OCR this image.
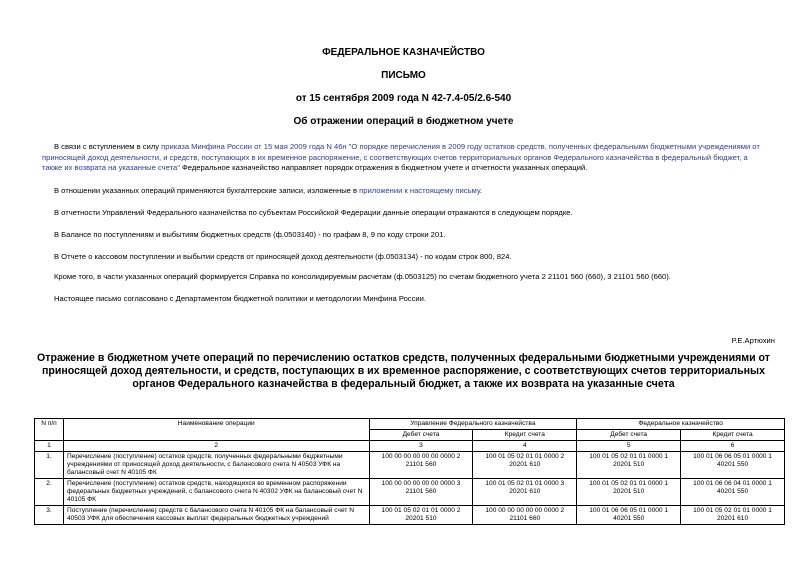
ФЕДЕРАЛЬНОЕ КАЗНАЧЕЙСТВО
ПИСЬМО
от 15 сентября 2009 года N 42-7.4-05/2.6-540
Об отражении операций в бюджетном учете
В связи с вступлением в силу приказа Минфина России от 15 мая 2009 года N 46н "О порядке перечисления в 2009 году остатков средств, полученных федеральными бюджетными учреждениями от приносящей доход деятельности, и средств, поступающих в их временное распоряжение, с соответствующих счетов территориальных органов Федерального казначейства в федеральный бюджет, а также их возврата на указанные счета" Федеральное казначейство направляет порядок отражения в бюджетном учете и отчетности указанных операций.
В отношении указанных операций применяются бухгалтерские записи, изложенные в приложении к настоящему письму.
В отчетности Управлений Федерального казначейства по субъектам Российской Федерации данные операции отражаются в следующем порядке.
В Балансе по поступлениям и выбытиям бюджетных средств (ф.0503140) - по графам 8, 9 по коду строки 201.
В Отчете о кассовом поступлении и выбытии средств от приносящей доход деятельности (ф.0503134) - по кодам строк 800, 824.
Кроме того, в части указанных операций формируется Справка по консолидируемым расчетам (ф.0503125) по счетам бюджетного учета 2 21101 560 (660), 3 21101 560 (660).
Настоящее письмо согласовано с Департаментом бюджетной политики и методологии Минфина России.
Р.Е.Артюхин
Отражение в бюджетном учете операций по перечислению остатков средств, полученных федеральными бюджетными учреждениями от приносящей доход деятельности, и средств, поступающих в их временное распоряжение, с соответствующих счетов территориальных органов Федерального казначейства в федеральный бюджет, а также их возврата на указанные счета
N п/п	Наименование операции	Управление Федерального казначейства		Федеральное казначейство	
		Дебет счета	Кредит счета	Дебет счета	Кредит счета
1	2	3	4	5	6
1.	Перечисление (поступление) остатков средств, полученных федеральными бюджетными учреждениями от приносящей доход деятельности, с балансового счета N 40503 УФК на балансовый счет N 40105 ФК	100 00 00 00 00 00 0000 2 21101 560	100 01 05 02 01 01 0000 2 20201 610	100 01 05 02 01 01 0000 1 20201 510	100 01 06 06 05 01 0000 1 40201 550
2.	Перечисление (поступление) остатков средств, находящихся во временном распоряжении федеральных бюджетных учреждений, с балансового счета N 40302 УФК на балансовый счет N 40105 ФК	100 00 00 00 00 00 0000 3 21101 560	100 01 05 02 01 01 0000 3 20201 610	100 01 05 02 01 01 0000 1 20201 510	100 01 06 06 04 01 0000 1 40201 550
3.	Поступление (перечисление) средств с балансового счета N 40105 ФК на балансовый счет N 40503 УФК для обеспечения кассовых выплат федеральных бюджетных учреждений	100 01 05 02 01 01 0000 2 20201 510	100 00 00 00 00 00 0000 2 21101 660	100 01 06 06 05 01 0000 1 40201 550	100 01 05 02 01 01 0000 1 20201 610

> _AIM OF THE EXERCISE_:
Set the pictures aside and transcribe the data above exactly.

> _RESPONSE FOR THIS EXERCISE_:
OCR this image.
ФЕДЕРАЛЬНОЕ КАЗНАЧЕЙСТВО
ПИСЬМО
от 15 сентября 2009 года N 42-7.4-05/2.6-540
Об отражении операций в бюджетном учете
В связи с вступлением в силу приказа Минфина России от 15 мая 2009 года N 46н "О порядке перечисления в 2009 году остатков средств, полученных федеральными бюджетными учреждениями от приносящей доход деятельности, и средств, поступающих в их временное распоряжение, с соответствующих счетов территориальных органов Федерального казначейства в федеральный бюджет, а также их возврата на указанные счета" Федеральное казначейство направляет порядок отражения в бюджетном учете и отчетности указанных операций.
В отношении указанных операций применяются бухгалтерские записи, изложенные в приложении к настоящему письму.
В отчетности Управлений Федерального казначейства по субъектам Российской Федерации данные операции отражаются в следующем порядке.
В Балансе по поступлениям и выбытиям бюджетных средств (ф.0503140) - по графам 8, 9 по коду строки 201.
В Отчете о кассовом поступлении и выбытии средств от приносящей доход деятельности (ф.0503134) - по кодам строк 800, 824.
Кроме того, в части указанных операций формируется Справка по консолидируемым расчетам (ф.0503125) по счетам бюджетного учета 2 21101 560 (660), 3 21101 560 (660).
Настоящее письмо согласовано с Департаментом бюджетной политики и методологии Минфина России.
Р.Е.Артюхин
Отражение в бюджетном учете операций по перечислению остатков средств, полученных федеральными бюджетными учреждениями от приносящей доход деятельности, и средств, поступающих в их временное распоряжение, с соответствующих счетов территориальных органов Федерального казначейства в федеральный бюджет, а также их возврата на указанные счета
N п/п	Наименование операции	Управление Федерального казначейства		Федеральное казначейство	
		Дебет счета	Кредит счета	Дебет счета	Кредит счета
1	2	3	4	5	6
1.	Перечисление (поступление) остатков средств, полученных федеральными бюджетными учреждениями от приносящей доход деятельности, с балансового счета N 40503 УФК на балансовый счет N 40105 ФК	100 00 00 00 00 00 0000 2 21101 560	100 01 05 02 01 01 0000 2 20201 610	100 01 05 02 01 01 0000 1 20201 510	100 01 06 06 05 01 0000 1 40201 550
2.	Перечисление (поступление) остатков средств, находящихся во временном распоряжении федеральных бюджетных учреждений, с балансового счета N 40302 УФК на балансовый счет N 40105 ФК	100 00 00 00 00 00 0000 3 21101 560	100 01 05 02 01 01 0000 3 20201 610	100 01 05 02 01 01 0000 1 20201 510	100 01 06 06 04 01 0000 1 40201 550
3.	Поступление (перечисление) средств с балансового счета N 40105 ФК на балансовый счет N 40503 УФК для обеспечения кассовых выплат федеральных бюджетных учреждений	100 01 05 02 01 01 0000 2 20201 510	100 00 00 00 00 00 0000 2 21101 660	100 01 06 06 05 01 0000 1 40201 550	100 01 05 02 01 01 0000 1 20201 610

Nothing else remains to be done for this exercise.